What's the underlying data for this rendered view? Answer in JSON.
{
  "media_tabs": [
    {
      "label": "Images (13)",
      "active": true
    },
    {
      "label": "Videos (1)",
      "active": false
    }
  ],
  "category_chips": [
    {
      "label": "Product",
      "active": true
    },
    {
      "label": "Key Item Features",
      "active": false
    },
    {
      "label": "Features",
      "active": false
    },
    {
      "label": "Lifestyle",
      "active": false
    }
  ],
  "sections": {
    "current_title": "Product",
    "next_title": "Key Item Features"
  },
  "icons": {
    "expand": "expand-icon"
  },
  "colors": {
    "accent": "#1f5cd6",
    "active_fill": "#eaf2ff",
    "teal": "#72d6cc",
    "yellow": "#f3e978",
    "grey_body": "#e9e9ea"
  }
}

* * * * *

- [GIVEN REQUEST]: Say how many lines in the listing above include "Product". Give nothing but the number.

- [COMPLETE OUTPUT]: 2